What is being asked =>
Copy each of the following entries verbatim.

Dataset entries =>
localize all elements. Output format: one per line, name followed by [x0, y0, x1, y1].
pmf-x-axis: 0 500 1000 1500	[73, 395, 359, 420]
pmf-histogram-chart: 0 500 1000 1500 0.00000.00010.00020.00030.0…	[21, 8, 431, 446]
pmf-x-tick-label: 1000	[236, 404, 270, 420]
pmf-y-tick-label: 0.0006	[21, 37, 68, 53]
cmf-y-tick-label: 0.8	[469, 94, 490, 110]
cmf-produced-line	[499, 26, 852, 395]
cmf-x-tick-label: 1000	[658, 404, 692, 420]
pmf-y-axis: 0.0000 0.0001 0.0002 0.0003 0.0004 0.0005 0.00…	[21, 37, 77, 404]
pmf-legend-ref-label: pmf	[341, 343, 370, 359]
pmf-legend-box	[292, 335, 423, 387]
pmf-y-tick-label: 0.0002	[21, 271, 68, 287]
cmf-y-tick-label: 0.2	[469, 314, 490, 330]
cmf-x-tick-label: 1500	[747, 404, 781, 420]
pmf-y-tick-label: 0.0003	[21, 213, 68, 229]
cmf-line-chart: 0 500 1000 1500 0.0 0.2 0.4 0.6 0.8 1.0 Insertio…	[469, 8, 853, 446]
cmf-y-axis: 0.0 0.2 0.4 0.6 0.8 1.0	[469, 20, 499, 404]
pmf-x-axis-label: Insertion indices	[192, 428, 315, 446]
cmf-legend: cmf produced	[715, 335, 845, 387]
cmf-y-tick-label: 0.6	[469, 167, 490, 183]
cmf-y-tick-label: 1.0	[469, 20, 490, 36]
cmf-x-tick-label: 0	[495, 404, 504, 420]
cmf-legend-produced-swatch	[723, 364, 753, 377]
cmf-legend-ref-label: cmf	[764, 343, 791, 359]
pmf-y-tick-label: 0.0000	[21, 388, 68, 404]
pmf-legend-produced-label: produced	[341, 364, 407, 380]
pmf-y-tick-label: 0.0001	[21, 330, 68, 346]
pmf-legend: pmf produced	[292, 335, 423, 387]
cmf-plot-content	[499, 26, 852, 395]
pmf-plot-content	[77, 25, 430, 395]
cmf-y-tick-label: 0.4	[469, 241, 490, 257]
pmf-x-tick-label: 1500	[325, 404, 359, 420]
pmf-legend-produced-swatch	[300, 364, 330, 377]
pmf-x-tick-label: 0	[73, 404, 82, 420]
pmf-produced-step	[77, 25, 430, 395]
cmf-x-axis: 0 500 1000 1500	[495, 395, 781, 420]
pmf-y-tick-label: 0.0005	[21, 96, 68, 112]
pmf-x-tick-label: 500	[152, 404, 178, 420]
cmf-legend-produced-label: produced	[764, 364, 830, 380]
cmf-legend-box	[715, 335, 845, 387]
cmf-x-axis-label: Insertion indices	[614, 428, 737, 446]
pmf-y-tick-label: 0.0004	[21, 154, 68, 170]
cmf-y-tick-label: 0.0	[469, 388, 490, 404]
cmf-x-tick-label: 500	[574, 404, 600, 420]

Response =>
localize all elements. Output format: one per line, name followed by [x0, y0, x1, y1].
pmf-x-axis: 0 500 1000 1500	[73, 395, 359, 420]
pmf-histogram-chart: 0 500 1000 1500 0.00000.00010.00020.00030.0…	[21, 8, 431, 446]
pmf-x-tick-label: 1000	[236, 404, 270, 420]
pmf-y-tick-label: 0.0006	[21, 37, 68, 53]
cmf-y-tick-label: 0.8	[469, 94, 490, 110]
cmf-produced-line	[499, 26, 852, 395]
cmf-x-tick-label: 1000	[658, 404, 692, 420]
pmf-y-axis: 0.0000 0.0001 0.0002 0.0003 0.0004 0.0005 0.00…	[21, 37, 77, 404]
pmf-legend-ref-label: pmf	[341, 343, 370, 359]
pmf-legend-box	[292, 335, 423, 387]
pmf-y-tick-label: 0.0002	[21, 271, 68, 287]
cmf-y-tick-label: 0.2	[469, 314, 490, 330]
cmf-x-tick-label: 1500	[747, 404, 781, 420]
pmf-y-tick-label: 0.0003	[21, 213, 68, 229]
cmf-line-chart: 0 500 1000 1500 0.0 0.2 0.4 0.6 0.8 1.0 Insertio…	[469, 8, 853, 446]
cmf-y-axis: 0.0 0.2 0.4 0.6 0.8 1.0	[469, 20, 499, 404]
pmf-x-axis-label: Insertion indices	[192, 428, 315, 446]
cmf-legend: cmf produced	[715, 335, 845, 387]
cmf-y-tick-label: 0.6	[469, 167, 490, 183]
cmf-y-tick-label: 1.0	[469, 20, 490, 36]
cmf-x-tick-label: 0	[495, 404, 504, 420]
cmf-legend-produced-swatch	[723, 364, 753, 377]
cmf-legend-ref-label: cmf	[764, 343, 791, 359]
pmf-y-tick-label: 0.0000	[21, 388, 68, 404]
pmf-legend-produced-label: produced	[341, 364, 407, 380]
pmf-y-tick-label: 0.0001	[21, 330, 68, 346]
pmf-legend: pmf produced	[292, 335, 423, 387]
cmf-plot-content	[499, 26, 852, 395]
pmf-plot-content	[77, 25, 430, 395]
cmf-y-tick-label: 0.4	[469, 241, 490, 257]
pmf-x-tick-label: 1500	[325, 404, 359, 420]
pmf-legend-produced-swatch	[300, 364, 330, 377]
pmf-x-tick-label: 0	[73, 404, 82, 420]
pmf-produced-step	[77, 25, 430, 395]
cmf-x-axis: 0 500 1000 1500	[495, 395, 781, 420]
pmf-y-tick-label: 0.0005	[21, 96, 68, 112]
pmf-x-tick-label: 500	[152, 404, 178, 420]
cmf-legend-produced-label: produced	[764, 364, 830, 380]
cmf-legend-box	[715, 335, 845, 387]
cmf-x-axis-label: Insertion indices	[614, 428, 737, 446]
pmf-y-tick-label: 0.0004	[21, 154, 68, 170]
cmf-y-tick-label: 0.0	[469, 388, 490, 404]
cmf-x-tick-label: 500	[574, 404, 600, 420]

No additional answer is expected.